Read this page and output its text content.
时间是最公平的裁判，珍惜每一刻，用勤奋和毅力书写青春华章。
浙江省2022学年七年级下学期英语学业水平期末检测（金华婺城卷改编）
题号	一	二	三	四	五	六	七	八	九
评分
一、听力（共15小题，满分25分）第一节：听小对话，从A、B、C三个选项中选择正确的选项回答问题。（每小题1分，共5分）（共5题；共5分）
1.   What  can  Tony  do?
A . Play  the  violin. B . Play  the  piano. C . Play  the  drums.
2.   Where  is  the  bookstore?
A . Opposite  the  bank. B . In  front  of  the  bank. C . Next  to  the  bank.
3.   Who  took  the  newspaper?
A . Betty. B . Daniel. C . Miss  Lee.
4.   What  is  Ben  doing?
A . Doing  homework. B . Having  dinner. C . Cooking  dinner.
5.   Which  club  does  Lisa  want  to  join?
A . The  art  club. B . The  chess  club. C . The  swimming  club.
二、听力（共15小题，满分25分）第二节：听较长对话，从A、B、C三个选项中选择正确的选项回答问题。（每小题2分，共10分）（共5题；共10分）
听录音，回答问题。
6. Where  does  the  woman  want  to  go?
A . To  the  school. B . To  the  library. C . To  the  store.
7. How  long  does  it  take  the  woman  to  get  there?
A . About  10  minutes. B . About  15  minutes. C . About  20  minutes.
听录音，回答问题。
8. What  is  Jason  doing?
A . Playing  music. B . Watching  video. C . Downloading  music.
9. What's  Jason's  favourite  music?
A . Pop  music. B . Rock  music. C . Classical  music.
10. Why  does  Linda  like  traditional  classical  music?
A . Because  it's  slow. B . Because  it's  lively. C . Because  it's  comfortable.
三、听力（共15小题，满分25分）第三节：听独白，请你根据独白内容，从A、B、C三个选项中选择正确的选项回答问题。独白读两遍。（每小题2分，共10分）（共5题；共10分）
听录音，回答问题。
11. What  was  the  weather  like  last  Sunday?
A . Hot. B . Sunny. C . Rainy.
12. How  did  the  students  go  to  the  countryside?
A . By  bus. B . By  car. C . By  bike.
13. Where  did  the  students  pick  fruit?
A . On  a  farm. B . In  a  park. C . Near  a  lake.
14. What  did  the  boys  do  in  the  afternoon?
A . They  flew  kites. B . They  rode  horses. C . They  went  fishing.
________________________
* Exercise goal
Transcribe all of the lines in the records precisely.

* Answer to this exercise
Read this page and output its text content.
时间是最公平的裁判，珍惜每一刻，用勤奋和毅力书写青春华章。
浙江省2022学年七年级下学期英语学业水平期末检测（金华婺城卷改编）
题号	一	二	三	四	五	六	七	八	九
评分
一、听力（共15小题，满分25分）第一节：听小对话，从A、B、C三个选项中选择正确的选项回答问题。（每小题1分，共5分）（共5题；共5分）
1.   What  can  Tony  do?
A . Play  the  violin. B . Play  the  piano. C . Play  the  drums.
2.   Where  is  the  bookstore?
A . Opposite  the  bank. B . In  front  of  the  bank. C . Next  to  the  bank.
3.   Who  took  the  newspaper?
A . Betty. B . Daniel. C . Miss  Lee.
4.   What  is  Ben  doing?
A . Doing  homework. B . Having  dinner. C . Cooking  dinner.
5.   Which  club  does  Lisa  want  to  join?
A . The  art  club. B . The  chess  club. C . The  swimming  club.
二、听力（共15小题，满分25分）第二节：听较长对话，从A、B、C三个选项中选择正确的选项回答问题。（每小题2分，共10分）（共5题；共10分）
听录音，回答问题。
6. Where  does  the  woman  want  to  go?
A . To  the  school. B . To  the  library. C . To  the  store.
7. How  long  does  it  take  the  woman  to  get  there?
A . About  10  minutes. B . About  15  minutes. C . About  20  minutes.
听录音，回答问题。
8. What  is  Jason  doing?
A . Playing  music. B . Watching  video. C . Downloading  music.
9. What's  Jason's  favourite  music?
A . Pop  music. B . Rock  music. C . Classical  music.
10. Why  does  Linda  like  traditional  classical  music?
A . Because  it's  slow. B . Because  it's  lively. C . Because  it's  comfortable.
三、听力（共15小题，满分25分）第三节：听独白，请你根据独白内容，从A、B、C三个选项中选择正确的选项回答问题。独白读两遍。（每小题2分，共10分）（共5题；共10分）
听录音，回答问题。
11. What  was  the  weather  like  last  Sunday?
A . Hot. B . Sunny. C . Rainy.
12. How  did  the  students  go  to  the  countryside?
A . By  bus. B . By  car. C . By  bike.
13. Where  did  the  students  pick  fruit?
A . On  a  farm. B . In  a  park. C . Near  a  lake.
14. What  did  the  boys  do  in  the  afternoon?
A . They  flew  kites. B . They  rode  horses. C . They  went  fishing.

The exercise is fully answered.